* What needs to be done *
Write out all of the entries exactly, please.

* Records for this exercise *
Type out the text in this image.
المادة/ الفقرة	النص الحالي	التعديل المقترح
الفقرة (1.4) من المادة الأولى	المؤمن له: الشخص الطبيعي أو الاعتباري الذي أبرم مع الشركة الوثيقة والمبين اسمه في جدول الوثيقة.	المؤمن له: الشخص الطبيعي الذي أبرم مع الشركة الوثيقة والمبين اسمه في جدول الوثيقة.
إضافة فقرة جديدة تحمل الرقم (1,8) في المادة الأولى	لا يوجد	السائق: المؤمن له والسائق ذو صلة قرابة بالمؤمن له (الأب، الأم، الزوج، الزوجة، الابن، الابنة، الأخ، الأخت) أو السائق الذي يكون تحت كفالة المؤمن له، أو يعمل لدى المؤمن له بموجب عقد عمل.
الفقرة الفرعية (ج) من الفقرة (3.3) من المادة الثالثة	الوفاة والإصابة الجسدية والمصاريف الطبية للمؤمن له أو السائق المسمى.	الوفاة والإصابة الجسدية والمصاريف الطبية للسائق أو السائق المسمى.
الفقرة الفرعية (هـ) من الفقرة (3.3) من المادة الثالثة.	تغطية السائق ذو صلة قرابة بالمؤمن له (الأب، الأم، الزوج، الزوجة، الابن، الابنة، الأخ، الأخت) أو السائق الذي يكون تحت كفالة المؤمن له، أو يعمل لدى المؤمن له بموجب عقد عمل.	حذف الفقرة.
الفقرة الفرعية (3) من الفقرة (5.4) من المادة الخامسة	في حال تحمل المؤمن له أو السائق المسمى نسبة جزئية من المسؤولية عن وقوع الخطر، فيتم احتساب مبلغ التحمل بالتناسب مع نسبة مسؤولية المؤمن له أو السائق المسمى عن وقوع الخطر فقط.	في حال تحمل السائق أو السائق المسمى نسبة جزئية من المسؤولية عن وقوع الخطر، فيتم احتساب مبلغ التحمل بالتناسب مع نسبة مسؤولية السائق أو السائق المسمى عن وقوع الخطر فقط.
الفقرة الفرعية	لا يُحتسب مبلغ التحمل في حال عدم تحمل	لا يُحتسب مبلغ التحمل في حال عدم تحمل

* Answer to this exercise *
Type out the text in this image.
المادة/ الفقرة	النص الحالي	التعديل المقترح
الفقرة (1.4) من المادة الأولى	المؤمن له: الشخص الطبيعي أو الاعتباري الذي أبرم مع الشركة الوثيقة والمبين اسمه في جدول الوثيقة.	المؤمن له: الشخص الطبيعي الذي أبرم مع الشركة الوثيقة والمبين اسمه في جدول الوثيقة.
إضافة فقرة جديدة تحمل الرقم (1,8) في المادة الأولى	لا يوجد	السائق: المؤمن له والسائق ذو صلة قرابة بالمؤمن له (الأب، الأم، الزوج، الزوجة، الابن، الابنة، الأخ، الأخت) أو السائق الذي يكون تحت كفالة المؤمن له، أو يعمل لدى المؤمن له بموجب عقد عمل.
الفقرة الفرعية (ج) من الفقرة (3.3) من المادة الثالثة	الوفاة والإصابة الجسدية والمصاريف الطبية للمؤمن له أو السائق المسمى.	الوفاة والإصابة الجسدية والمصاريف الطبية للسائق أو السائق المسمى.
الفقرة الفرعية (هـ) من الفقرة (3.3) من المادة الثالثة.	تغطية السائق ذو صلة قرابة بالمؤمن له (الأب، الأم، الزوج، الزوجة، الابن، الابنة، الأخ، الأخت) أو السائق الذي يكون تحت كفالة المؤمن له، أو يعمل لدى المؤمن له بموجب عقد عمل.	حذف الفقرة.
الفقرة الفرعية (3) من الفقرة (5.4) من المادة الخامسة	في حال تحمل المؤمن له أو السائق المسمى نسبة جزئية من المسؤولية عن وقوع الخطر، فيتم احتساب مبلغ التحمل بالتناسب مع نسبة مسؤولية المؤمن له أو السائق المسمى عن وقوع الخطر فقط.	في حال تحمل السائق أو السائق المسمى نسبة جزئية من المسؤولية عن وقوع الخطر، فيتم احتساب مبلغ التحمل بالتناسب مع نسبة مسؤولية السائق أو السائق المسمى عن وقوع الخطر فقط.
الفقرة الفرعية	لا يُحتسب مبلغ التحمل في حال عدم تحمل	لا يُحتسب مبلغ التحمل في حال عدم تحمل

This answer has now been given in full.